=== TASK ===
Say how many lines of the listing below contain "البلدان", giving the number and nothing else.

Figure collection entries:
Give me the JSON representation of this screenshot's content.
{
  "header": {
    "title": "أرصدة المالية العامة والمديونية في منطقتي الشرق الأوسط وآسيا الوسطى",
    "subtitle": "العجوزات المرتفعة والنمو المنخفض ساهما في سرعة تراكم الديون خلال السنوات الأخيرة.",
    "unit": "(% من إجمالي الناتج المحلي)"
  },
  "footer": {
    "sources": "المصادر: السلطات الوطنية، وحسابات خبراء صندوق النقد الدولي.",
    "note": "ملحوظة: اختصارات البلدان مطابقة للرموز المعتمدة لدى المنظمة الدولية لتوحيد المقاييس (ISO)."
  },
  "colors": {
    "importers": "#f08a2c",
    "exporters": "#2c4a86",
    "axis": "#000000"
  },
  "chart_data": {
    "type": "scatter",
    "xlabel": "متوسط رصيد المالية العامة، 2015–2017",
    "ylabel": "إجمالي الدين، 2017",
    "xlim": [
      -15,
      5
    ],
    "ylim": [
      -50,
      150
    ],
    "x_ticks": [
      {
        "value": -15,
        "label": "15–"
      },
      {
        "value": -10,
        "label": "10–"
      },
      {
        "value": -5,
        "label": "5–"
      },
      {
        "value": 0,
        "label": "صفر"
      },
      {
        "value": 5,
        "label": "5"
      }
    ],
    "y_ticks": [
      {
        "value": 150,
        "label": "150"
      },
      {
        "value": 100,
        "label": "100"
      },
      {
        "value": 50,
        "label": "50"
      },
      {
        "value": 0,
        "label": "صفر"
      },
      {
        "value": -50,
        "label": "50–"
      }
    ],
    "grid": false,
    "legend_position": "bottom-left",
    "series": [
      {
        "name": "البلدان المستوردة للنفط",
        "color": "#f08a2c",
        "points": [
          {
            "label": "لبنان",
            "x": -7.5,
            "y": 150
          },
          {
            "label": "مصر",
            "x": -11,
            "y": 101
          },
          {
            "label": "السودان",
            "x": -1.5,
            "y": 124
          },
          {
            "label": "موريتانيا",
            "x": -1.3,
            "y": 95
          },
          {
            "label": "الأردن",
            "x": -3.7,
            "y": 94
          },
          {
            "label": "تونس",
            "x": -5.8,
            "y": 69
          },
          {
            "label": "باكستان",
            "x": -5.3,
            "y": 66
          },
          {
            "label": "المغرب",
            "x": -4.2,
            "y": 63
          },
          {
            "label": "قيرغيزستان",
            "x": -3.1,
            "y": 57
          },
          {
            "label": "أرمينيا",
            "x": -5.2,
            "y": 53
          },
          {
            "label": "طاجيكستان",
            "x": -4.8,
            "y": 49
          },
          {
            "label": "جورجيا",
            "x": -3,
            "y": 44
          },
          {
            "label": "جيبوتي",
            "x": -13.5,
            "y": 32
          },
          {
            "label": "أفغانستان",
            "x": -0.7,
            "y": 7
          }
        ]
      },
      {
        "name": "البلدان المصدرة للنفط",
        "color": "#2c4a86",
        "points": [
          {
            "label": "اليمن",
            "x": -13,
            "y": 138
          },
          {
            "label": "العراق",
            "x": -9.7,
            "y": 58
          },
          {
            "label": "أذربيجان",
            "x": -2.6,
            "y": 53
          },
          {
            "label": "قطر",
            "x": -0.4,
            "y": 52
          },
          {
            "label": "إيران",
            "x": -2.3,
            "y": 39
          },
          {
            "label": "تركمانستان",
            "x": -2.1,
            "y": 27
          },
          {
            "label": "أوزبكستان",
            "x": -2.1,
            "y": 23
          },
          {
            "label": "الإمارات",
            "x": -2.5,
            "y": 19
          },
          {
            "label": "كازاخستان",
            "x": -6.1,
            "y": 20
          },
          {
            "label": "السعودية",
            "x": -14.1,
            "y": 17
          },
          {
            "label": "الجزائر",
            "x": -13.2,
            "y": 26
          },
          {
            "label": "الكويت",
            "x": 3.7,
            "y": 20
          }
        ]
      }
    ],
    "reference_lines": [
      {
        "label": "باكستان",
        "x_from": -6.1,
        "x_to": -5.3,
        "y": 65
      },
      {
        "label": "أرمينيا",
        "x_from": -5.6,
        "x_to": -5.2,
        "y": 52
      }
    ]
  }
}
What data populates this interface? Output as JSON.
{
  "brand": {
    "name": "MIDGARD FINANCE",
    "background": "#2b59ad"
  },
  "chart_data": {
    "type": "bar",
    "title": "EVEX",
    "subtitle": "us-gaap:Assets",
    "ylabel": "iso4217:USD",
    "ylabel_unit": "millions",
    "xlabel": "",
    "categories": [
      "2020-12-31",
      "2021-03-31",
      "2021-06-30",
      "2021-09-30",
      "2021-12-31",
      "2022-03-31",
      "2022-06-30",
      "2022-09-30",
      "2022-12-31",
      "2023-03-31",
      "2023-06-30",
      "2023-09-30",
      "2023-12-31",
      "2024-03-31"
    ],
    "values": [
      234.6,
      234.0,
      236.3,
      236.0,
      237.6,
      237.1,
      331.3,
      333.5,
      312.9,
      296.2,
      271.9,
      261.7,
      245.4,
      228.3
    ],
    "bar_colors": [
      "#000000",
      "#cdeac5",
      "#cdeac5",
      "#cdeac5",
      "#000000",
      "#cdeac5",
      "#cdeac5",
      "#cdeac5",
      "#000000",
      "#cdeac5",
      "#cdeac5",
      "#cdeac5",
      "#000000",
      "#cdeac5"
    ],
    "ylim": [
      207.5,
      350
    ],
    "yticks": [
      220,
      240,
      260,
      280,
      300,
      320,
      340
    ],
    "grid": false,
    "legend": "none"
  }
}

=== TASK OUTPUT ===
3